### Exercise input
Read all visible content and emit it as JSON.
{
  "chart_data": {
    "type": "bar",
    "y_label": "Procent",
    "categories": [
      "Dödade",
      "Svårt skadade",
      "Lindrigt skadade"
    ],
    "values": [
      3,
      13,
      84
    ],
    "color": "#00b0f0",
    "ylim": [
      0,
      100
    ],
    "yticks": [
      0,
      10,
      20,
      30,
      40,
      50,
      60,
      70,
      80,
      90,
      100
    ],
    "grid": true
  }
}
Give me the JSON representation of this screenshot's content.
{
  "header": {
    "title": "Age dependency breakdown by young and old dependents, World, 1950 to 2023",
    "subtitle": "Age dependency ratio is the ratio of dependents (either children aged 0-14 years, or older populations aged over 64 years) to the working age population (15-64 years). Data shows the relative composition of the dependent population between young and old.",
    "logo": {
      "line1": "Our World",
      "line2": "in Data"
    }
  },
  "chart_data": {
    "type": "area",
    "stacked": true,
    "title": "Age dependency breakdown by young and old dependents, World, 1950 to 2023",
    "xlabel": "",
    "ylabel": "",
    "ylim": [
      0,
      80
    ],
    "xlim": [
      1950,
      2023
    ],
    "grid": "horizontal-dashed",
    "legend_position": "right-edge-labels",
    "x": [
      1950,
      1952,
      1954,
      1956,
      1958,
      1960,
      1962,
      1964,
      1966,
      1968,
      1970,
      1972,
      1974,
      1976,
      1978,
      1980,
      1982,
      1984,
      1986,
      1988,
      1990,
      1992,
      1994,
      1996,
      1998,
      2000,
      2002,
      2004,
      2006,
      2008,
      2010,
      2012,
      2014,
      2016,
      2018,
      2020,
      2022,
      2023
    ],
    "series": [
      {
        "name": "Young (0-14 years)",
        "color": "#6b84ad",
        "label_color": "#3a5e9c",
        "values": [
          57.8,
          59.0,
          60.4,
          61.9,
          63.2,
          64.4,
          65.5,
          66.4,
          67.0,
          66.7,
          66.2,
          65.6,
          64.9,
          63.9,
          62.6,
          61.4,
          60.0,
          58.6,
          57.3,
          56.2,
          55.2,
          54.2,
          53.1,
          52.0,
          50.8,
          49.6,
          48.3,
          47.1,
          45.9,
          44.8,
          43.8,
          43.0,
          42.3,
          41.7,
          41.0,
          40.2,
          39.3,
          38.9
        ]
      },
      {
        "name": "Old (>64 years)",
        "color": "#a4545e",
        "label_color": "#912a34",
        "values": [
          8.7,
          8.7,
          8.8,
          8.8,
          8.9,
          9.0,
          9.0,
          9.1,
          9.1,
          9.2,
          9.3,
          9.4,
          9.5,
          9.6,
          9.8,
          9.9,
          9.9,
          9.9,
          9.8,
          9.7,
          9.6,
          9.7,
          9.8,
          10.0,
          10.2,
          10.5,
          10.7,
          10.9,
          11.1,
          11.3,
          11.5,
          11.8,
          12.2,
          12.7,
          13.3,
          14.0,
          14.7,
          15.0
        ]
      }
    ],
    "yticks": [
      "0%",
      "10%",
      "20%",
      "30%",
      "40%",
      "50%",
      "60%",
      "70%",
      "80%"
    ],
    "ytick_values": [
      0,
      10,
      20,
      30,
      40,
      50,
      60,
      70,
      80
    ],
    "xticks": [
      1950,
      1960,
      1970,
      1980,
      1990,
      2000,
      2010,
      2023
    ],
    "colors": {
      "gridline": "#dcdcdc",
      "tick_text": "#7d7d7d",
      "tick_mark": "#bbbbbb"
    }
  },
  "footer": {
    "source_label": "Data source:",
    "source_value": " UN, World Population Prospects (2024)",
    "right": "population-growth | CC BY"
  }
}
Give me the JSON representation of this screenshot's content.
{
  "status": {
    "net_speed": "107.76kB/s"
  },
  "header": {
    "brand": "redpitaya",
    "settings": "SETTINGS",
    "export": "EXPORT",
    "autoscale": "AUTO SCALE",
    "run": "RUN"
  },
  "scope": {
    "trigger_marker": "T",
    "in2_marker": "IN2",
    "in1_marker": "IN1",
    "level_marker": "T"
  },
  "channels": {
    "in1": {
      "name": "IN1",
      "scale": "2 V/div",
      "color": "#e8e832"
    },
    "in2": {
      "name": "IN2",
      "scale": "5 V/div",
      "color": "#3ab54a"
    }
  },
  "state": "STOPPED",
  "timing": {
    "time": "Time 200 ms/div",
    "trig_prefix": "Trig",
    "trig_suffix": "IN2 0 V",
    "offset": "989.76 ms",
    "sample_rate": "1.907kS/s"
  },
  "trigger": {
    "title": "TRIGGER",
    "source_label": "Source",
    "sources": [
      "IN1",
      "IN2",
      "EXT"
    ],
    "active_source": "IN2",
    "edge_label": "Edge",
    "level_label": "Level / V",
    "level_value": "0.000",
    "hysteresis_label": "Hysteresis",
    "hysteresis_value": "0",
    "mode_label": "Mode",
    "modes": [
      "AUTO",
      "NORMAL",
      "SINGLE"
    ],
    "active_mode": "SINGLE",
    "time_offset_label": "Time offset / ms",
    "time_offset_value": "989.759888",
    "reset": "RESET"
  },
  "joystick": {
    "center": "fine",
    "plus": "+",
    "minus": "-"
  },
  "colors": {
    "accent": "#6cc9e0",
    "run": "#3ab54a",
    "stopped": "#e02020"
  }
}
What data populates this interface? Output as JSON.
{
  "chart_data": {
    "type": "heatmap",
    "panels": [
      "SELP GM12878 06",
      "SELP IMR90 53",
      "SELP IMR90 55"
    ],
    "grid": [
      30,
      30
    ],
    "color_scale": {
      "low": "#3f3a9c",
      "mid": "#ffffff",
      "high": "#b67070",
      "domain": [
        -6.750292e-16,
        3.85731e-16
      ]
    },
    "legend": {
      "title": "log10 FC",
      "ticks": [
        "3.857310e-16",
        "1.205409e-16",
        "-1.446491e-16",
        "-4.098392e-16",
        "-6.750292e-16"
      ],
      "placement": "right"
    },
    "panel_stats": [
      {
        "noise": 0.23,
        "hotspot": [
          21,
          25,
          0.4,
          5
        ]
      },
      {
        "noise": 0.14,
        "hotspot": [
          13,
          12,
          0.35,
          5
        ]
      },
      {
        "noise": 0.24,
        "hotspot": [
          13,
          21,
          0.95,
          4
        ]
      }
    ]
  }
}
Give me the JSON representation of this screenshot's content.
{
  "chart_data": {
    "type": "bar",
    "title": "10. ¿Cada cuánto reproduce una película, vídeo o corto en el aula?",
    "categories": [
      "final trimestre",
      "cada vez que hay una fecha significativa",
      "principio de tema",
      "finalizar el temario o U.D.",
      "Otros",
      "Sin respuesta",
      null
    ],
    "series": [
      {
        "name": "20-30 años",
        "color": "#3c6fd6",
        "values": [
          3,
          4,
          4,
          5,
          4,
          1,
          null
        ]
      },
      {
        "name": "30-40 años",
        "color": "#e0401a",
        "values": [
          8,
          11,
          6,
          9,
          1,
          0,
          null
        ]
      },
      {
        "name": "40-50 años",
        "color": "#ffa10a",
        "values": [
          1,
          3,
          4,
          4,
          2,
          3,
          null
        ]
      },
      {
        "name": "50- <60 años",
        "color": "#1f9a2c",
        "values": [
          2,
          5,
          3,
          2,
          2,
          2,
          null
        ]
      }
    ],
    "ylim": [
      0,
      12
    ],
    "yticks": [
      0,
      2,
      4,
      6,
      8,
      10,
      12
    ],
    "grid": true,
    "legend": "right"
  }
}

### Set task
Of the lines in the material above, state how many contain the string "right"; give no other text.

### Answer to this exercise
4